## [REQUIREMENT]
Skip any picture you find and retype all the remaining lines exactly.

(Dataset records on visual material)
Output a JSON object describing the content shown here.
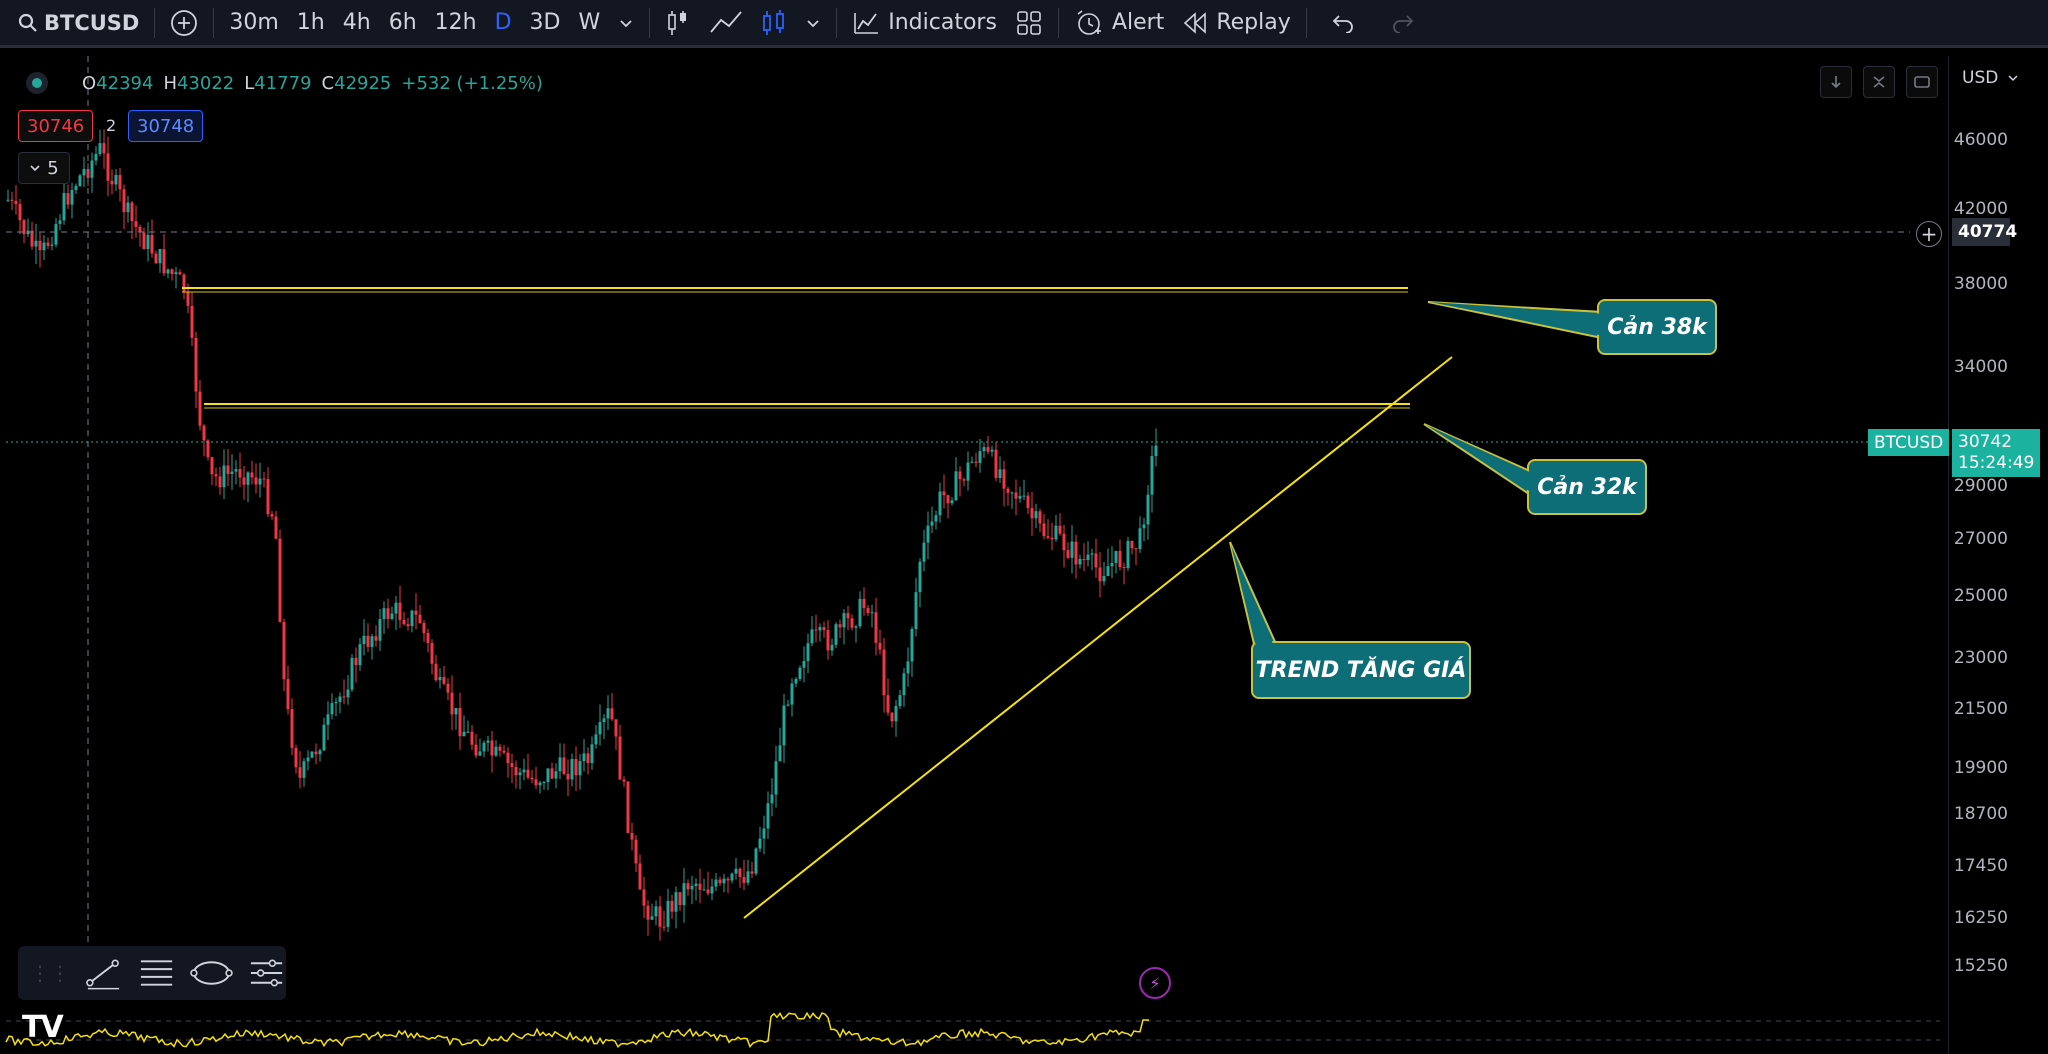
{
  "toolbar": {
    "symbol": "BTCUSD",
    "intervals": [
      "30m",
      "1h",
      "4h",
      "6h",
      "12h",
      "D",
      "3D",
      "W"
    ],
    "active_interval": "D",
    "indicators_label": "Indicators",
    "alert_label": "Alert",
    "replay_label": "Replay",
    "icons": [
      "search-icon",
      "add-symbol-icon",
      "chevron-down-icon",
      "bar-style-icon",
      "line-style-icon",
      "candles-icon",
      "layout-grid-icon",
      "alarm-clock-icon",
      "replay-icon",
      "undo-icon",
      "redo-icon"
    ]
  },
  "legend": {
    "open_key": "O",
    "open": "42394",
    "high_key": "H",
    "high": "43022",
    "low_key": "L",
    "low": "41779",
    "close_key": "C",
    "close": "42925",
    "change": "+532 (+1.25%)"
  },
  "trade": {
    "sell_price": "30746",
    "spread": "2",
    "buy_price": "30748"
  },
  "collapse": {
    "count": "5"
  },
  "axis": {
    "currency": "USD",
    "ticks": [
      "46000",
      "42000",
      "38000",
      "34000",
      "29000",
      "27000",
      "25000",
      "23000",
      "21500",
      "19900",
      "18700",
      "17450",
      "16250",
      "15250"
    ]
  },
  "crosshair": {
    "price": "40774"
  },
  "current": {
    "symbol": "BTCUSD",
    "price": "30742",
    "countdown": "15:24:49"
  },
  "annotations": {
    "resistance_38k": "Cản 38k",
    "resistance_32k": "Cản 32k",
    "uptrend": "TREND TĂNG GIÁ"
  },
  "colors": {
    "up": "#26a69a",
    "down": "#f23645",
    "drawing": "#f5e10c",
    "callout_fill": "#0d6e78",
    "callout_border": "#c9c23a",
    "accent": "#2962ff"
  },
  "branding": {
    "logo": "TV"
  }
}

## [EXERCISE OUTPUT]
Output a JSON object describing the content shown here.
{
  "toolbar": {
    "symbol": "BTCUSD",
    "intervals": [
      "30m",
      "1h",
      "4h",
      "6h",
      "12h",
      "D",
      "3D",
      "W"
    ],
    "active_interval": "D",
    "indicators_label": "Indicators",
    "alert_label": "Alert",
    "replay_label": "Replay",
    "icons": [
      "search-icon",
      "add-symbol-icon",
      "chevron-down-icon",
      "bar-style-icon",
      "line-style-icon",
      "candles-icon",
      "layout-grid-icon",
      "alarm-clock-icon",
      "replay-icon",
      "undo-icon",
      "redo-icon"
    ]
  },
  "legend": {
    "open_key": "O",
    "open": "42394",
    "high_key": "H",
    "high": "43022",
    "low_key": "L",
    "low": "41779",
    "close_key": "C",
    "close": "42925",
    "change": "+532 (+1.25%)"
  },
  "trade": {
    "sell_price": "30746",
    "spread": "2",
    "buy_price": "30748"
  },
  "collapse": {
    "count": "5"
  },
  "axis": {
    "currency": "USD",
    "ticks": [
      "46000",
      "42000",
      "38000",
      "34000",
      "29000",
      "27000",
      "25000",
      "23000",
      "21500",
      "19900",
      "18700",
      "17450",
      "16250",
      "15250"
    ]
  },
  "crosshair": {
    "price": "40774"
  },
  "current": {
    "symbol": "BTCUSD",
    "price": "30742",
    "countdown": "15:24:49"
  },
  "annotations": {
    "resistance_38k": "Cản 38k",
    "resistance_32k": "Cản 32k",
    "uptrend": "TREND TĂNG GIÁ"
  },
  "colors": {
    "up": "#26a69a",
    "down": "#f23645",
    "drawing": "#f5e10c",
    "callout_fill": "#0d6e78",
    "callout_border": "#c9c23a",
    "accent": "#2962ff"
  },
  "branding": {
    "logo": "TV"
  }
}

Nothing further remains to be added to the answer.